## REQUIRED WORK
Copy, from the data below, each line that has the word "what".

== AVAILABLE RECORDS

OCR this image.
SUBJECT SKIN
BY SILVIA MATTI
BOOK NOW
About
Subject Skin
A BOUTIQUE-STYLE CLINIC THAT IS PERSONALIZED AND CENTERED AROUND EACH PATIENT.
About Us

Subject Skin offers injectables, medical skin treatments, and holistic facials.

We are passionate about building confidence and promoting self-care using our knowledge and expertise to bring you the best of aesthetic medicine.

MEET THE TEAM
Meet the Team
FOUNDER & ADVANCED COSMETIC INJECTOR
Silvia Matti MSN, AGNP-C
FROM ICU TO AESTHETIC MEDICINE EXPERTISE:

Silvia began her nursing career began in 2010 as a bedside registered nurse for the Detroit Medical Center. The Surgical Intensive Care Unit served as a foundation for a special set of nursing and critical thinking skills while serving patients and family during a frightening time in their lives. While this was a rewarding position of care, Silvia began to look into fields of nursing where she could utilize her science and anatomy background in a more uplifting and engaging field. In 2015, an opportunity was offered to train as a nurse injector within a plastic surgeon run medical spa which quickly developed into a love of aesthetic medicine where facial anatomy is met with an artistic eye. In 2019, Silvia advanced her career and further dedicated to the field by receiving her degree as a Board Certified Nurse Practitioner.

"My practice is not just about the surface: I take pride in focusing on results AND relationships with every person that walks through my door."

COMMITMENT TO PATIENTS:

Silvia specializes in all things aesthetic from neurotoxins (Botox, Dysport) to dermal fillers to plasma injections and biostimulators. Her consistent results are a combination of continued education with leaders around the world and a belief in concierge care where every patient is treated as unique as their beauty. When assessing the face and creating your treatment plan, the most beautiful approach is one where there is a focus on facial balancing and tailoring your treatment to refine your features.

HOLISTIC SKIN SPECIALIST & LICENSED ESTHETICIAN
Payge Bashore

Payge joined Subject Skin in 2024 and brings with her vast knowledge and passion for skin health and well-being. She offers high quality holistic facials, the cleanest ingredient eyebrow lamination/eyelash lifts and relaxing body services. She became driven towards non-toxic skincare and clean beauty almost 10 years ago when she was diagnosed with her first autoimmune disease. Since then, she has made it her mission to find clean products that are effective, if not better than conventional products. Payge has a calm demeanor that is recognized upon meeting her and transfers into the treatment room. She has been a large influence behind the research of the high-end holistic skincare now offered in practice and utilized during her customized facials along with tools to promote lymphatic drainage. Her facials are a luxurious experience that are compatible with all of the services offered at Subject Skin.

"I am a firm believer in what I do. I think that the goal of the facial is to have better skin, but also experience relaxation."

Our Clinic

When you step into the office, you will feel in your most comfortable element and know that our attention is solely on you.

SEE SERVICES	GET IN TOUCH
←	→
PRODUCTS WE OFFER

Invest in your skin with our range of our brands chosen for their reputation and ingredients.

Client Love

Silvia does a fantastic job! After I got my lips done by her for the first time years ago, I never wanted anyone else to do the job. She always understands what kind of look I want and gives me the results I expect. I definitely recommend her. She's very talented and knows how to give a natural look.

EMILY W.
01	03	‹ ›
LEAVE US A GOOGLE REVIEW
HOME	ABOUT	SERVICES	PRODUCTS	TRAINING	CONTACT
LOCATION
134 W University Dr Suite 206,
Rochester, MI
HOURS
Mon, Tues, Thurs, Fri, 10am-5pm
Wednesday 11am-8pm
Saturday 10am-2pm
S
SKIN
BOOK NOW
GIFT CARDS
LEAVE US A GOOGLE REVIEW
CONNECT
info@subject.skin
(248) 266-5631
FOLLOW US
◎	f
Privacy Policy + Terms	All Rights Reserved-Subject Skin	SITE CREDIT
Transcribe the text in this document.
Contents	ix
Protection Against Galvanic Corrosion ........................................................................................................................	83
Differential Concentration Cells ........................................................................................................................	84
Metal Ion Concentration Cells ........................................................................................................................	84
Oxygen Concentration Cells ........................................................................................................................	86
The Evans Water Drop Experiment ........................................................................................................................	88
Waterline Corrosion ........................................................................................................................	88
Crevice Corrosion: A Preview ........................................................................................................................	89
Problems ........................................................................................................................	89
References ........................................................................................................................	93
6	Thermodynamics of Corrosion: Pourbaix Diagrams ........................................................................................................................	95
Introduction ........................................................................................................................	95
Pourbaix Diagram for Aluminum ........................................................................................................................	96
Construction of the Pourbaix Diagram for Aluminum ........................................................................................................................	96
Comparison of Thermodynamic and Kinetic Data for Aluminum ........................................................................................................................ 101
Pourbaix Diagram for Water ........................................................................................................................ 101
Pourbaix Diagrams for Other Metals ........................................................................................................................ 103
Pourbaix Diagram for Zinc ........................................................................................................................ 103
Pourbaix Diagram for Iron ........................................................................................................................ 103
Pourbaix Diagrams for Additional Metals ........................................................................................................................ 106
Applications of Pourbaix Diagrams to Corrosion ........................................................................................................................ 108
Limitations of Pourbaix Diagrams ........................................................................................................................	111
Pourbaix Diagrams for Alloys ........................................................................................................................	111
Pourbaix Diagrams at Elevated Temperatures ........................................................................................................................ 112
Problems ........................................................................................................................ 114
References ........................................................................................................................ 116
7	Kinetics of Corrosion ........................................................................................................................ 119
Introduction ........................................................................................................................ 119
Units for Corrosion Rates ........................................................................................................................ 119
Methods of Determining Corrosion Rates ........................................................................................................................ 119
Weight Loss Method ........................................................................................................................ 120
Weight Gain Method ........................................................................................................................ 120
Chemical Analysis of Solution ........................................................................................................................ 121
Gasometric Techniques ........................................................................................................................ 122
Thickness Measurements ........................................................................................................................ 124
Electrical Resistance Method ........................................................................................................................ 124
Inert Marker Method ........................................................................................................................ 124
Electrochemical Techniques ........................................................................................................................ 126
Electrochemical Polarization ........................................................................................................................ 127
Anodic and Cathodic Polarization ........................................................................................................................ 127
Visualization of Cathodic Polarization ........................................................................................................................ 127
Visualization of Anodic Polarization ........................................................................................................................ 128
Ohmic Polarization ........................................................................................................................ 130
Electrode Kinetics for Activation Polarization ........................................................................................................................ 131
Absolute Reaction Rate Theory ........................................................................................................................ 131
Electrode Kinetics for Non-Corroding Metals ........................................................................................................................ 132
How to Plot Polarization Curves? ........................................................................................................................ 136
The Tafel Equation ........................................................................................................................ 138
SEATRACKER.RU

====

## ANSWER SECTION
"I am a firm believer in what I do. I think that the goal of the facial is to have better skin, but also experience relaxation."
Silvia does a fantastic job! After I got my lips done by her for the first time years ago, I never wanted anyone else to do the job. She always understands what kind of look I want and gives me the results I expect. I definitely recommend her. She's very talented and knows how to give a natural look.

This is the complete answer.